EXERCISE INSTRUCTIONS: Find each line with the word "versicolor" and state how many there are, nothing more.

++++++++++++++++++++

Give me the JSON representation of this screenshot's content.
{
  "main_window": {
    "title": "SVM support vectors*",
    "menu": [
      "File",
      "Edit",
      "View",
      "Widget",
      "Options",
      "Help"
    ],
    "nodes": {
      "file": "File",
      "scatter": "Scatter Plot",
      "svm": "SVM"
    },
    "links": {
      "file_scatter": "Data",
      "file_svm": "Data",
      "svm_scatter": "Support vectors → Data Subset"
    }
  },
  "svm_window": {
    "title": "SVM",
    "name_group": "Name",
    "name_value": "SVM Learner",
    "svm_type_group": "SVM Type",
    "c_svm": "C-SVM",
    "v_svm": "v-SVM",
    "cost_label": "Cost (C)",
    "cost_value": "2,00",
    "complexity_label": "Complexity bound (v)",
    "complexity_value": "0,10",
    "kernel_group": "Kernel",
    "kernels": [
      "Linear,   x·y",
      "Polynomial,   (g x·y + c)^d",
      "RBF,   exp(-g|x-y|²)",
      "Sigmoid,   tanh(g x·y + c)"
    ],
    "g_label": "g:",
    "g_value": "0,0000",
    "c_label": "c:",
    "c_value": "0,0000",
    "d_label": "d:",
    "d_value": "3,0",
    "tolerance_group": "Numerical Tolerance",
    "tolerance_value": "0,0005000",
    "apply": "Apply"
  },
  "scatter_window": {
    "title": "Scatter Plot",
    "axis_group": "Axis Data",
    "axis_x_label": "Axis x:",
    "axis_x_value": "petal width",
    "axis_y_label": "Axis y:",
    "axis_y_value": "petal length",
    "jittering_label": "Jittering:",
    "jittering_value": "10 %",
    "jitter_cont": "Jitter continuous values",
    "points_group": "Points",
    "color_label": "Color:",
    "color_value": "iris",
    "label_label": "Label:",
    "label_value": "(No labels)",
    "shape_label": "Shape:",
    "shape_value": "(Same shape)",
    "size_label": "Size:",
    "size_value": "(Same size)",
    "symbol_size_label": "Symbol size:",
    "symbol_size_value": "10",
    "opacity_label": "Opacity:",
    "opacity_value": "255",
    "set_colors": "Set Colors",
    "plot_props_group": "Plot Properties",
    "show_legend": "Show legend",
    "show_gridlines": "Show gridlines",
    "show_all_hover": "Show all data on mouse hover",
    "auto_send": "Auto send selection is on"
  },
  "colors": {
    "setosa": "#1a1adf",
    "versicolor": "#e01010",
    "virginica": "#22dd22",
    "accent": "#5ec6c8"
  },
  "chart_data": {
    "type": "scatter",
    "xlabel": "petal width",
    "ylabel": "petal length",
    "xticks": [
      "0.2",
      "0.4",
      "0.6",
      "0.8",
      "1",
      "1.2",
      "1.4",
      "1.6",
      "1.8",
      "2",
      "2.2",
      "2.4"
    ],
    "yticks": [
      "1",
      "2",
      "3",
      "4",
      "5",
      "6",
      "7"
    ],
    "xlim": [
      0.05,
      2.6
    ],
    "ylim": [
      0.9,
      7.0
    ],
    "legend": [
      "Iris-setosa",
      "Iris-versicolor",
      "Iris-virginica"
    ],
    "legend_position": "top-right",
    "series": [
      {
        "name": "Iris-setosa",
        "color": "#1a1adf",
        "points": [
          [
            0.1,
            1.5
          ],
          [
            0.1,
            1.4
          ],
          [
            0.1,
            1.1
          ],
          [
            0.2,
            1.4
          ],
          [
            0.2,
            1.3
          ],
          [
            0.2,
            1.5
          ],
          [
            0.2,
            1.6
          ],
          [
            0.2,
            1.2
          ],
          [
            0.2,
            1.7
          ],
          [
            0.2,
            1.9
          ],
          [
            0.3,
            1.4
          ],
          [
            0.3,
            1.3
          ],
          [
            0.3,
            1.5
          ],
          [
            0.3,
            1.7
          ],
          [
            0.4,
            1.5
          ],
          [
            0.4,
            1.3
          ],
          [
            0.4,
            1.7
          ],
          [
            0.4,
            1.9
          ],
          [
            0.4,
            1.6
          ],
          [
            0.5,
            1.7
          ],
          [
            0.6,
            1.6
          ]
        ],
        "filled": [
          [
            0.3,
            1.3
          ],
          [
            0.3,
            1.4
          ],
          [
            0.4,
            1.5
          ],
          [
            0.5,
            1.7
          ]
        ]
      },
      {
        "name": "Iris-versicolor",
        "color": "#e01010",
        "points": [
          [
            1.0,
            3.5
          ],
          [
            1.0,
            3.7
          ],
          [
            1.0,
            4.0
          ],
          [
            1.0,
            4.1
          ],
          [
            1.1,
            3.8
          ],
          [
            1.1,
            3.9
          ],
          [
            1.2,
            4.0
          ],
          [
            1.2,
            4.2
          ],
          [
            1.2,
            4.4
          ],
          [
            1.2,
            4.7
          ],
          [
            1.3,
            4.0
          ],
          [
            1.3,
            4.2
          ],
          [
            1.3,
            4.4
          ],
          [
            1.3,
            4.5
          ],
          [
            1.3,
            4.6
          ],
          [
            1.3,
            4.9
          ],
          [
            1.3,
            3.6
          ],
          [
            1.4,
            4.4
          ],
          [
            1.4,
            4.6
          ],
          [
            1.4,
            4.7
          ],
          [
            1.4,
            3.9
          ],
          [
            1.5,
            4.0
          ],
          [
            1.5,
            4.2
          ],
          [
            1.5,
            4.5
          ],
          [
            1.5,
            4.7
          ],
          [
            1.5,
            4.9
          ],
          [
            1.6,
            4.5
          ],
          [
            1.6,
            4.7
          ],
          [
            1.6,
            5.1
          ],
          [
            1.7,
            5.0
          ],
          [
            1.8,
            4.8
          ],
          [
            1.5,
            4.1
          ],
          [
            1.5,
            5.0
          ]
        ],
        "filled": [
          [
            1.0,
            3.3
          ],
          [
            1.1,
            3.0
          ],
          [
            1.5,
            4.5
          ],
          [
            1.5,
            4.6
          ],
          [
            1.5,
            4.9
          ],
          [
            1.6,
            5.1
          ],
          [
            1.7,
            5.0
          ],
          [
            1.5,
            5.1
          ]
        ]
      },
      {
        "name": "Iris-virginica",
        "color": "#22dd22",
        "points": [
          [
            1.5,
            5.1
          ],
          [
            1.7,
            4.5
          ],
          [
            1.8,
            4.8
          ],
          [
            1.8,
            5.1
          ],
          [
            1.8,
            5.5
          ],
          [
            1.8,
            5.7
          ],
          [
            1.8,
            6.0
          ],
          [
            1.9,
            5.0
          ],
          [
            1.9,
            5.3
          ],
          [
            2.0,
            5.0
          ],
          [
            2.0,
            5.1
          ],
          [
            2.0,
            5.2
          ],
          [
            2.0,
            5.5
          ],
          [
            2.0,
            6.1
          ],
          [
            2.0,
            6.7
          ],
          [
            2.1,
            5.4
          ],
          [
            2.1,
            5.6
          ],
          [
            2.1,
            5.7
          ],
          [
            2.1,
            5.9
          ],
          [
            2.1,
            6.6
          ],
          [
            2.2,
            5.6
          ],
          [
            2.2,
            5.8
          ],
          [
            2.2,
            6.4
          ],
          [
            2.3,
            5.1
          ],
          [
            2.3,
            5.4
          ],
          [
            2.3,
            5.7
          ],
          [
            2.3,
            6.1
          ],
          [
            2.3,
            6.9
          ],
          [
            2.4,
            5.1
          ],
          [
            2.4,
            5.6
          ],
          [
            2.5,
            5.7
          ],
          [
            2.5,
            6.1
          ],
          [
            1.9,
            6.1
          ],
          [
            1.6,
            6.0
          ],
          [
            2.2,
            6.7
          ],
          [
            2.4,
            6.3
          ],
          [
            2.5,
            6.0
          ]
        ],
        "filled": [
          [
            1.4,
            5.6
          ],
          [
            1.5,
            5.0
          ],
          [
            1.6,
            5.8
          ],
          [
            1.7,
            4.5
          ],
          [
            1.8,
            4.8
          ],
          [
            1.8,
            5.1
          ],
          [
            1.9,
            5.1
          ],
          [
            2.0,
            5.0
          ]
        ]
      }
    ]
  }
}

++++++++++++++++++++

ANSWER FOR THE TASK: 3